Supplied records –
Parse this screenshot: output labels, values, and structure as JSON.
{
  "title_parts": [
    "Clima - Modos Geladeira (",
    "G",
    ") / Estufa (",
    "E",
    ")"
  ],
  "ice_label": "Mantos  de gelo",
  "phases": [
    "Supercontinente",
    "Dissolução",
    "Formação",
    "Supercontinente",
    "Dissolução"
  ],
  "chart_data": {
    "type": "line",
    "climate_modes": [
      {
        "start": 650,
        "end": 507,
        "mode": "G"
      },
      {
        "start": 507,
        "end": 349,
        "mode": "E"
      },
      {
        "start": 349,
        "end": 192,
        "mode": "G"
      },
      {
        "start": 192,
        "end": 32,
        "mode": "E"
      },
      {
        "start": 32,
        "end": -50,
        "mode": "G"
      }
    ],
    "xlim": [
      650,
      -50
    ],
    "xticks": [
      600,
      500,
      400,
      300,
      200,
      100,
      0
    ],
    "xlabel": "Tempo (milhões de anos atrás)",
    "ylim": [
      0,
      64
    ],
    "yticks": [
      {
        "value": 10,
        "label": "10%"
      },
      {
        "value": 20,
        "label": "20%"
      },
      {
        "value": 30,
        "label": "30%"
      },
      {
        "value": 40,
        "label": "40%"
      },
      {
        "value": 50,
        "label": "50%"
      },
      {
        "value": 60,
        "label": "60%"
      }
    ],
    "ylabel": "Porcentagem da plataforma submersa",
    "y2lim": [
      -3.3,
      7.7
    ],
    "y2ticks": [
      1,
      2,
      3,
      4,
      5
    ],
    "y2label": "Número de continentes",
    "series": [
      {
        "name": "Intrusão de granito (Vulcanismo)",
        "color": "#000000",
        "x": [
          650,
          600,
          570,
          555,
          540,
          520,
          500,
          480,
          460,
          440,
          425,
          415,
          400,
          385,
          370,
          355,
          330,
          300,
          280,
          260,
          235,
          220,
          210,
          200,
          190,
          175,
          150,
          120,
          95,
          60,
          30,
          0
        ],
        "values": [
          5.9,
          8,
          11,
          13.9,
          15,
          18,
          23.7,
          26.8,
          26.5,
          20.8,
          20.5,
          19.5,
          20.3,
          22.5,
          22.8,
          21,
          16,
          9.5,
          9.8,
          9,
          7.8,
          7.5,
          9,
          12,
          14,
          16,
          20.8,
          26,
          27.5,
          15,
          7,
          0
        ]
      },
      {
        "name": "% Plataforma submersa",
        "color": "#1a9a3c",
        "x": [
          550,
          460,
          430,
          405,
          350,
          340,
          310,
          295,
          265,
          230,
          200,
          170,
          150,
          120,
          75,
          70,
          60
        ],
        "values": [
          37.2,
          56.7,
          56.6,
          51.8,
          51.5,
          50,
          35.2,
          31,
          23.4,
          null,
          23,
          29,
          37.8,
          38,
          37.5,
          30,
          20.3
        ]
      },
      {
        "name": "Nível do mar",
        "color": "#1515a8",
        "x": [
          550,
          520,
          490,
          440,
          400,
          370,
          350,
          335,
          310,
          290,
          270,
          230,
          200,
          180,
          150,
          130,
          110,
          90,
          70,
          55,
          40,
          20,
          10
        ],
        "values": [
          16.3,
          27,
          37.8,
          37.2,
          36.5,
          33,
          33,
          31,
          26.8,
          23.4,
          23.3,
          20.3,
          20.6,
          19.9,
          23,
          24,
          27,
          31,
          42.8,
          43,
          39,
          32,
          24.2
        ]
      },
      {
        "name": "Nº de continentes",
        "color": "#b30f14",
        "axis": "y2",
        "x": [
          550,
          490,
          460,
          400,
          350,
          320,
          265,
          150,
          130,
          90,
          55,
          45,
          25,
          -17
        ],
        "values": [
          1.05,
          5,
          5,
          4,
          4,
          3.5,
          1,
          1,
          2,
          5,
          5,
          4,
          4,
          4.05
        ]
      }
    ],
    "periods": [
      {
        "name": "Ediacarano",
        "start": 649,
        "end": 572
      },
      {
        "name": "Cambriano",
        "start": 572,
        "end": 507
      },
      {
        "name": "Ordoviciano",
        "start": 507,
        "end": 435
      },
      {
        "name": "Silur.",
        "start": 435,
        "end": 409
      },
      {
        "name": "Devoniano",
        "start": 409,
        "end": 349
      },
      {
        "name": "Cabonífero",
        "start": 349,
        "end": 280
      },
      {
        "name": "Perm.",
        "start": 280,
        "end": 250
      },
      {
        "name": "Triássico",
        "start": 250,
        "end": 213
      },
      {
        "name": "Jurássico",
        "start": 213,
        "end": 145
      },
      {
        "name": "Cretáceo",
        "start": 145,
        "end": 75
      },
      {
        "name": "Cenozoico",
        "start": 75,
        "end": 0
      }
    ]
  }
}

What is needed – Every line of the records above needs to be given again exactly.

Solution for this task –
Parse this screenshot: output labels, values, and structure as JSON.
{
  "title_parts": [
    "Clima - Modos Geladeira (",
    "G",
    ") / Estufa (",
    "E",
    ")"
  ],
  "ice_label": "Mantos  de gelo",
  "phases": [
    "Supercontinente",
    "Dissolução",
    "Formação",
    "Supercontinente",
    "Dissolução"
  ],
  "chart_data": {
    "type": "line",
    "climate_modes": [
      {
        "start": 650,
        "end": 507,
        "mode": "G"
      },
      {
        "start": 507,
        "end": 349,
        "mode": "E"
      },
      {
        "start": 349,
        "end": 192,
        "mode": "G"
      },
      {
        "start": 192,
        "end": 32,
        "mode": "E"
      },
      {
        "start": 32,
        "end": -50,
        "mode": "G"
      }
    ],
    "xlim": [
      650,
      -50
    ],
    "xticks": [
      600,
      500,
      400,
      300,
      200,
      100,
      0
    ],
    "xlabel": "Tempo (milhões de anos atrás)",
    "ylim": [
      0,
      64
    ],
    "yticks": [
      {
        "value": 10,
        "label": "10%"
      },
      {
        "value": 20,
        "label": "20%"
      },
      {
        "value": 30,
        "label": "30%"
      },
      {
        "value": 40,
        "label": "40%"
      },
      {
        "value": 50,
        "label": "50%"
      },
      {
        "value": 60,
        "label": "60%"
      }
    ],
    "ylabel": "Porcentagem da plataforma submersa",
    "y2lim": [
      -3.3,
      7.7
    ],
    "y2ticks": [
      1,
      2,
      3,
      4,
      5
    ],
    "y2label": "Número de continentes",
    "series": [
      {
        "name": "Intrusão de granito (Vulcanismo)",
        "color": "#000000",
        "x": [
          650,
          600,
          570,
          555,
          540,
          520,
          500,
          480,
          460,
          440,
          425,
          415,
          400,
          385,
          370,
          355,
          330,
          300,
          280,
          260,
          235,
          220,
          210,
          200,
          190,
          175,
          150,
          120,
          95,
          60,
          30,
          0
        ],
        "values": [
          5.9,
          8,
          11,
          13.9,
          15,
          18,
          23.7,
          26.8,
          26.5,
          20.8,
          20.5,
          19.5,
          20.3,
          22.5,
          22.8,
          21,
          16,
          9.5,
          9.8,
          9,
          7.8,
          7.5,
          9,
          12,
          14,
          16,
          20.8,
          26,
          27.5,
          15,
          7,
          0
        ]
      },
      {
        "name": "% Plataforma submersa",
        "color": "#1a9a3c",
        "x": [
          550,
          460,
          430,
          405,
          350,
          340,
          310,
          295,
          265,
          230,
          200,
          170,
          150,
          120,
          75,
          70,
          60
        ],
        "values": [
          37.2,
          56.7,
          56.6,
          51.8,
          51.5,
          50,
          35.2,
          31,
          23.4,
          null,
          23,
          29,
          37.8,
          38,
          37.5,
          30,
          20.3
        ]
      },
      {
        "name": "Nível do mar",
        "color": "#1515a8",
        "x": [
          550,
          520,
          490,
          440,
          400,
          370,
          350,
          335,
          310,
          290,
          270,
          230,
          200,
          180,
          150,
          130,
          110,
          90,
          70,
          55,
          40,
          20,
          10
        ],
        "values": [
          16.3,
          27,
          37.8,
          37.2,
          36.5,
          33,
          33,
          31,
          26.8,
          23.4,
          23.3,
          20.3,
          20.6,
          19.9,
          23,
          24,
          27,
          31,
          42.8,
          43,
          39,
          32,
          24.2
        ]
      },
      {
        "name": "Nº de continentes",
        "color": "#b30f14",
        "axis": "y2",
        "x": [
          550,
          490,
          460,
          400,
          350,
          320,
          265,
          150,
          130,
          90,
          55,
          45,
          25,
          -17
        ],
        "values": [
          1.05,
          5,
          5,
          4,
          4,
          3.5,
          1,
          1,
          2,
          5,
          5,
          4,
          4,
          4.05
        ]
      }
    ],
    "periods": [
      {
        "name": "Ediacarano",
        "start": 649,
        "end": 572
      },
      {
        "name": "Cambriano",
        "start": 572,
        "end": 507
      },
      {
        "name": "Ordoviciano",
        "start": 507,
        "end": 435
      },
      {
        "name": "Silur.",
        "start": 435,
        "end": 409
      },
      {
        "name": "Devoniano",
        "start": 409,
        "end": 349
      },
      {
        "name": "Cabonífero",
        "start": 349,
        "end": 280
      },
      {
        "name": "Perm.",
        "start": 280,
        "end": 250
      },
      {
        "name": "Triássico",
        "start": 250,
        "end": 213
      },
      {
        "name": "Jurássico",
        "start": 213,
        "end": 145
      },
      {
        "name": "Cretáceo",
        "start": 145,
        "end": 75
      },
      {
        "name": "Cenozoico",
        "start": 75,
        "end": 0
      }
    ]
  }
}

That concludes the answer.